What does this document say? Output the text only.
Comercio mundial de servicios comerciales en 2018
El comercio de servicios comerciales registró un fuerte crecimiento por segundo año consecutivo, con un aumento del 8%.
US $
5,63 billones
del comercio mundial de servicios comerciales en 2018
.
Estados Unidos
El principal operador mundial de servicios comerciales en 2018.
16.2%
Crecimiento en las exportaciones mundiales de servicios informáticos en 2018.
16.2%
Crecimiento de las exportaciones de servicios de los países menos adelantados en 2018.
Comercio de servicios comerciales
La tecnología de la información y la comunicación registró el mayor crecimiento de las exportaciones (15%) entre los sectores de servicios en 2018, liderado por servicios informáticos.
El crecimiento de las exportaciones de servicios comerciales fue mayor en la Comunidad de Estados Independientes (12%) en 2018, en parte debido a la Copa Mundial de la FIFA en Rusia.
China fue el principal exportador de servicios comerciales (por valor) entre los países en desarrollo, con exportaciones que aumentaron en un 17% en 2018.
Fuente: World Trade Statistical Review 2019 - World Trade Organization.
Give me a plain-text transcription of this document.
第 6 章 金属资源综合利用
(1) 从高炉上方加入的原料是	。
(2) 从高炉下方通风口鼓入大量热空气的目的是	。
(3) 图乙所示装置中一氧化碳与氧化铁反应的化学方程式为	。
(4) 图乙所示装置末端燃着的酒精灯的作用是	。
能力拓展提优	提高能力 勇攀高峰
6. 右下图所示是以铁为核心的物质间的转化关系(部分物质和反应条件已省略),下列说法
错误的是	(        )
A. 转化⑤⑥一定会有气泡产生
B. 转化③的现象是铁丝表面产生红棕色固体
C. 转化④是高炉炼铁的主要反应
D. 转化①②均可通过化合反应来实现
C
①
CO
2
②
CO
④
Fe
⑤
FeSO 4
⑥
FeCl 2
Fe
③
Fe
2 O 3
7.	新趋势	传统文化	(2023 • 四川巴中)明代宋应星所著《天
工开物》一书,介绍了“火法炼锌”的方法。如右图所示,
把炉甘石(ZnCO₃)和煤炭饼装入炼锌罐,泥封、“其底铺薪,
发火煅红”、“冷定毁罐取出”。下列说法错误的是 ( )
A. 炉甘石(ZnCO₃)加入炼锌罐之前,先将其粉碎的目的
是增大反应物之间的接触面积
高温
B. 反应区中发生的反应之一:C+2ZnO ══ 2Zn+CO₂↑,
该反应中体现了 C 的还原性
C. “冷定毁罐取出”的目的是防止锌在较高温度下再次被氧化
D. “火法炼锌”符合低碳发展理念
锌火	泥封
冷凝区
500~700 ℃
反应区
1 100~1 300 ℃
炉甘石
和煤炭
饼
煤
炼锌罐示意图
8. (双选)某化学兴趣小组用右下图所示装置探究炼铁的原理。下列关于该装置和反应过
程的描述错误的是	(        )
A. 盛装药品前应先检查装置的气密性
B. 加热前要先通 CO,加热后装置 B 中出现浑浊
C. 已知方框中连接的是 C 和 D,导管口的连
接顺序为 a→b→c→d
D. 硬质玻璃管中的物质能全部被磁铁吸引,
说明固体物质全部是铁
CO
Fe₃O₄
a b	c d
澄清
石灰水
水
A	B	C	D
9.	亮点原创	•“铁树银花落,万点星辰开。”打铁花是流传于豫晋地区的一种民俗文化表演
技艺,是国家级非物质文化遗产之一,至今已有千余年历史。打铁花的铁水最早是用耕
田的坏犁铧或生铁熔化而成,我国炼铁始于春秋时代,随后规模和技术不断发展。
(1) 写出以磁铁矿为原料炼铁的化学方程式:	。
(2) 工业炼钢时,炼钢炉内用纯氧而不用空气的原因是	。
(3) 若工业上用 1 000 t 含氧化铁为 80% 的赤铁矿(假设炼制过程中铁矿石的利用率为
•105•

Exercise requirements:
Repeat every record exactly as written, please.

Task answer:
What does this document say? Output the text only.
Comercio mundial de servicios comerciales en 2018
El comercio de servicios comerciales registró un fuerte crecimiento por segundo año consecutivo, con un aumento del 8%.
US $
5,63 billones
del comercio mundial de servicios comerciales en 2018
.
Estados Unidos
El principal operador mundial de servicios comerciales en 2018.
16.2%
Crecimiento en las exportaciones mundiales de servicios informáticos en 2018.
16.2%
Crecimiento de las exportaciones de servicios de los países menos adelantados en 2018.
Comercio de servicios comerciales
La tecnología de la información y la comunicación registró el mayor crecimiento de las exportaciones (15%) entre los sectores de servicios en 2018, liderado por servicios informáticos.
El crecimiento de las exportaciones de servicios comerciales fue mayor en la Comunidad de Estados Independientes (12%) en 2018, en parte debido a la Copa Mundial de la FIFA en Rusia.
China fue el principal exportador de servicios comerciales (por valor) entre los países en desarrollo, con exportaciones que aumentaron en un 17% en 2018.
Fuente: World Trade Statistical Review 2019 - World Trade Organization.
Give me a plain-text transcription of this document.
第 6 章 金属资源综合利用
(1) 从高炉上方加入的原料是	。
(2) 从高炉下方通风口鼓入大量热空气的目的是	。
(3) 图乙所示装置中一氧化碳与氧化铁反应的化学方程式为	。
(4) 图乙所示装置末端燃着的酒精灯的作用是	。
能力拓展提优	提高能力 勇攀高峰
6. 右下图所示是以铁为核心的物质间的转化关系(部分物质和反应条件已省略),下列说法
错误的是	(        )
A. 转化⑤⑥一定会有气泡产生
B. 转化③的现象是铁丝表面产生红棕色固体
C. 转化④是高炉炼铁的主要反应
D. 转化①②均可通过化合反应来实现
C
①
CO
2
②
CO
④
Fe
⑤
FeSO 4
⑥
FeCl 2
Fe
③
Fe
2 O 3
7.	新趋势	传统文化	(2023 • 四川巴中)明代宋应星所著《天
工开物》一书,介绍了“火法炼锌”的方法。如右图所示,
把炉甘石(ZnCO₃)和煤炭饼装入炼锌罐,泥封、“其底铺薪,
发火煅红”、“冷定毁罐取出”。下列说法错误的是 ( )
A. 炉甘石(ZnCO₃)加入炼锌罐之前,先将其粉碎的目的
是增大反应物之间的接触面积
高温
B. 反应区中发生的反应之一:C+2ZnO ══ 2Zn+CO₂↑,
该反应中体现了 C 的还原性
C. “冷定毁罐取出”的目的是防止锌在较高温度下再次被氧化
D. “火法炼锌”符合低碳发展理念
锌火	泥封
冷凝区
500~700 ℃
反应区
1 100~1 300 ℃
炉甘石
和煤炭
饼
煤
炼锌罐示意图
8. (双选)某化学兴趣小组用右下图所示装置探究炼铁的原理。下列关于该装置和反应过
程的描述错误的是	(        )
A. 盛装药品前应先检查装置的气密性
B. 加热前要先通 CO,加热后装置 B 中出现浑浊
C. 已知方框中连接的是 C 和 D,导管口的连
接顺序为 a→b→c→d
D. 硬质玻璃管中的物质能全部被磁铁吸引,
说明固体物质全部是铁
CO
Fe₃O₄
a b	c d
澄清
石灰水
水
A	B	C	D
9.	亮点原创	•“铁树银花落,万点星辰开。”打铁花是流传于豫晋地区的一种民俗文化表演
技艺,是国家级非物质文化遗产之一,至今已有千余年历史。打铁花的铁水最早是用耕
田的坏犁铧或生铁熔化而成,我国炼铁始于春秋时代,随后规模和技术不断发展。
(1) 写出以磁铁矿为原料炼铁的化学方程式:	。
(2) 工业炼钢时,炼钢炉内用纯氧而不用空气的原因是	。
(3) 若工业上用 1 000 t 含氧化铁为 80% 的赤铁矿(假设炼制过程中铁矿石的利用率为
•105•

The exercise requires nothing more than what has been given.